Write the material out again exactly.

---

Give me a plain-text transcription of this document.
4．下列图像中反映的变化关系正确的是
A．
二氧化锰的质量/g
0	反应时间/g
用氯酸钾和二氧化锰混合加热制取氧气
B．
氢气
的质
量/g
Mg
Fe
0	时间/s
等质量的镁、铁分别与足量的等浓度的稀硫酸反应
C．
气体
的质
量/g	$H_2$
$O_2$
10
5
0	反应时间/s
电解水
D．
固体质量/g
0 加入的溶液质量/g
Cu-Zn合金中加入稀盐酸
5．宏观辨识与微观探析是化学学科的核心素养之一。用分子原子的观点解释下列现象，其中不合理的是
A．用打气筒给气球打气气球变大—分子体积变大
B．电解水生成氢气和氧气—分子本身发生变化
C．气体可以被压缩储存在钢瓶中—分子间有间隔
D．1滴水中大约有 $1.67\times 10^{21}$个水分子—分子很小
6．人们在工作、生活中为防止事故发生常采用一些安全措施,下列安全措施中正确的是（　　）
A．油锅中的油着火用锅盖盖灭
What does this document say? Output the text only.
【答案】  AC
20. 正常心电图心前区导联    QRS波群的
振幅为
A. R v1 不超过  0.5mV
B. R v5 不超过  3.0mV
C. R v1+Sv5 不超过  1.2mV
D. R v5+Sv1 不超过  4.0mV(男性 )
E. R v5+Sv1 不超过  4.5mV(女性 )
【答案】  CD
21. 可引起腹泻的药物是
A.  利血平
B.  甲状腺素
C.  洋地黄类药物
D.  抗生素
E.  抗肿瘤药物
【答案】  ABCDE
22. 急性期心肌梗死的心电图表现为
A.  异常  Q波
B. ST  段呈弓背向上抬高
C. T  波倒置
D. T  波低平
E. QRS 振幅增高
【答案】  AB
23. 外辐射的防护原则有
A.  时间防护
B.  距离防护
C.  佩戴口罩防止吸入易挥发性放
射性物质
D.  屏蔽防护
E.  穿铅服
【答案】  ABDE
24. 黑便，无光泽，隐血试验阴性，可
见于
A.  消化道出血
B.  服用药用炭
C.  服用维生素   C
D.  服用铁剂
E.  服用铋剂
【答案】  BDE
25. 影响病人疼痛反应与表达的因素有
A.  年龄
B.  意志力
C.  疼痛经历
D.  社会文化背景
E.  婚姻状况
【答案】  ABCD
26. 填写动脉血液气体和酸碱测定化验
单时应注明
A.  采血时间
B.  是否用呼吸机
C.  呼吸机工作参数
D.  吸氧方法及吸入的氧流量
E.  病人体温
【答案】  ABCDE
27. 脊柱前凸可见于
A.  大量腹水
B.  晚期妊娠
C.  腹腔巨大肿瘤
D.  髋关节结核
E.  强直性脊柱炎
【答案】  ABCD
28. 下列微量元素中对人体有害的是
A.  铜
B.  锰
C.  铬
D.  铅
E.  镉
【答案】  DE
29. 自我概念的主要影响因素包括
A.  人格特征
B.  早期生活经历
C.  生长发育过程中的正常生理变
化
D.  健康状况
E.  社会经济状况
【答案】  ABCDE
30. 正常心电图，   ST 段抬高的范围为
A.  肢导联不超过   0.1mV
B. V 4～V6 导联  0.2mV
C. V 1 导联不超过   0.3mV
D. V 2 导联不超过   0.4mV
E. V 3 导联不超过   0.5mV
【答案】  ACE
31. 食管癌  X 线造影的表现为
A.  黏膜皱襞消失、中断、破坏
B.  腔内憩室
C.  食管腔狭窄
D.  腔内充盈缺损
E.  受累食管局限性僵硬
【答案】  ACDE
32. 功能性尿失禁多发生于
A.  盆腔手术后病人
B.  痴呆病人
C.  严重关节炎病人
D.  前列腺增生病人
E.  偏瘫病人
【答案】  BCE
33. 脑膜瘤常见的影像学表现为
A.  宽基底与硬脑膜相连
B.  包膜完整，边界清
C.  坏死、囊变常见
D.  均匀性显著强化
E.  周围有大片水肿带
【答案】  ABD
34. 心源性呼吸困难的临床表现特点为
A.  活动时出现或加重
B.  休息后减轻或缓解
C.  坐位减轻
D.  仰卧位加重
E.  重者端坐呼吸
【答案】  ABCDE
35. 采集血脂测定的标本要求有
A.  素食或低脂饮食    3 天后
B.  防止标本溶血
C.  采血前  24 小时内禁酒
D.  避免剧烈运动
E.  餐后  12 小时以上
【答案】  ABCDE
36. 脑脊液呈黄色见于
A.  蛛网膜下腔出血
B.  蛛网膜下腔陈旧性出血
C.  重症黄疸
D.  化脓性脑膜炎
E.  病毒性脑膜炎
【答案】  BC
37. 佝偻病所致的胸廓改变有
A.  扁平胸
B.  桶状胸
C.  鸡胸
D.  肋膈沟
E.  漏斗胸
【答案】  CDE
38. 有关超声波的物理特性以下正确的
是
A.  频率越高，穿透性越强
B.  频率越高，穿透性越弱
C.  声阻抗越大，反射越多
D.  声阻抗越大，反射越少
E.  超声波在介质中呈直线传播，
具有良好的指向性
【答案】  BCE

---

— Complete output —
Give me a plain-text transcription of this document.
4．下列图像中反映的变化关系正确的是
A．
二氧化锰的质量/g
0	反应时间/g
用氯酸钾和二氧化锰混合加热制取氧气
B．
氢气
的质
量/g
Mg
Fe
0	时间/s
等质量的镁、铁分别与足量的等浓度的稀硫酸反应
C．
气体
的质
量/g	$H_2$
$O_2$
10
5
0	反应时间/s
电解水
D．
固体质量/g
0 加入的溶液质量/g
Cu-Zn合金中加入稀盐酸
5．宏观辨识与微观探析是化学学科的核心素养之一。用分子原子的观点解释下列现象，其中不合理的是
A．用打气筒给气球打气气球变大—分子体积变大
B．电解水生成氢气和氧气—分子本身发生变化
C．气体可以被压缩储存在钢瓶中—分子间有间隔
D．1滴水中大约有 $1.67\times 10^{21}$个水分子—分子很小
6．人们在工作、生活中为防止事故发生常采用一些安全措施,下列安全措施中正确的是（　　）
A．油锅中的油着火用锅盖盖灭
What does this document say? Output the text only.
【答案】  AC
20. 正常心电图心前区导联    QRS波群的
振幅为
A. R v1 不超过  0.5mV
B. R v5 不超过  3.0mV
C. R v1+Sv5 不超过  1.2mV
D. R v5+Sv1 不超过  4.0mV(男性 )
E. R v5+Sv1 不超过  4.5mV(女性 )
【答案】  CD
21. 可引起腹泻的药物是
A.  利血平
B.  甲状腺素
C.  洋地黄类药物
D.  抗生素
E.  抗肿瘤药物
【答案】  ABCDE
22. 急性期心肌梗死的心电图表现为
A.  异常  Q波
B. ST  段呈弓背向上抬高
C. T  波倒置
D. T  波低平
E. QRS 振幅增高
【答案】  AB
23. 外辐射的防护原则有
A.  时间防护
B.  距离防护
C.  佩戴口罩防止吸入易挥发性放
射性物质
D.  屏蔽防护
E.  穿铅服
【答案】  ABDE
24. 黑便，无光泽，隐血试验阴性，可
见于
A.  消化道出血
B.  服用药用炭
C.  服用维生素   C
D.  服用铁剂
E.  服用铋剂
【答案】  BDE
25. 影响病人疼痛反应与表达的因素有
A.  年龄
B.  意志力
C.  疼痛经历
D.  社会文化背景
E.  婚姻状况
【答案】  ABCD
26. 填写动脉血液气体和酸碱测定化验
单时应注明
A.  采血时间
B.  是否用呼吸机
C.  呼吸机工作参数
D.  吸氧方法及吸入的氧流量
E.  病人体温
【答案】  ABCDE
27. 脊柱前凸可见于
A.  大量腹水
B.  晚期妊娠
C.  腹腔巨大肿瘤
D.  髋关节结核
E.  强直性脊柱炎
【答案】  ABCD
28. 下列微量元素中对人体有害的是
A.  铜
B.  锰
C.  铬
D.  铅
E.  镉
【答案】  DE
29. 自我概念的主要影响因素包括
A.  人格特征
B.  早期生活经历
C.  生长发育过程中的正常生理变
化
D.  健康状况
E.  社会经济状况
【答案】  ABCDE
30. 正常心电图，   ST 段抬高的范围为
A.  肢导联不超过   0.1mV
B. V 4～V6 导联  0.2mV
C. V 1 导联不超过   0.3mV
D. V 2 导联不超过   0.4mV
E. V 3 导联不超过   0.5mV
【答案】  ACE
31. 食管癌  X 线造影的表现为
A.  黏膜皱襞消失、中断、破坏
B.  腔内憩室
C.  食管腔狭窄
D.  腔内充盈缺损
E.  受累食管局限性僵硬
【答案】  ACDE
32. 功能性尿失禁多发生于
A.  盆腔手术后病人
B.  痴呆病人
C.  严重关节炎病人
D.  前列腺增生病人
E.  偏瘫病人
【答案】  BCE
33. 脑膜瘤常见的影像学表现为
A.  宽基底与硬脑膜相连
B.  包膜完整，边界清
C.  坏死、囊变常见
D.  均匀性显著强化
E.  周围有大片水肿带
【答案】  ABD
34. 心源性呼吸困难的临床表现特点为
A.  活动时出现或加重
B.  休息后减轻或缓解
C.  坐位减轻
D.  仰卧位加重
E.  重者端坐呼吸
【答案】  ABCDE
35. 采集血脂测定的标本要求有
A.  素食或低脂饮食    3 天后
B.  防止标本溶血
C.  采血前  24 小时内禁酒
D.  避免剧烈运动
E.  餐后  12 小时以上
【答案】  ABCDE
36. 脑脊液呈黄色见于
A.  蛛网膜下腔出血
B.  蛛网膜下腔陈旧性出血
C.  重症黄疸
D.  化脓性脑膜炎
E.  病毒性脑膜炎
【答案】  BC
37. 佝偻病所致的胸廓改变有
A.  扁平胸
B.  桶状胸
C.  鸡胸
D.  肋膈沟
E.  漏斗胸
【答案】  CDE
38. 有关超声波的物理特性以下正确的
是
A.  频率越高，穿透性越强
B.  频率越高，穿透性越弱
C.  声阻抗越大，反射越多
D.  声阻抗越大，反射越少
E.  超声波在介质中呈直线传播，
具有良好的指向性
【答案】  BCE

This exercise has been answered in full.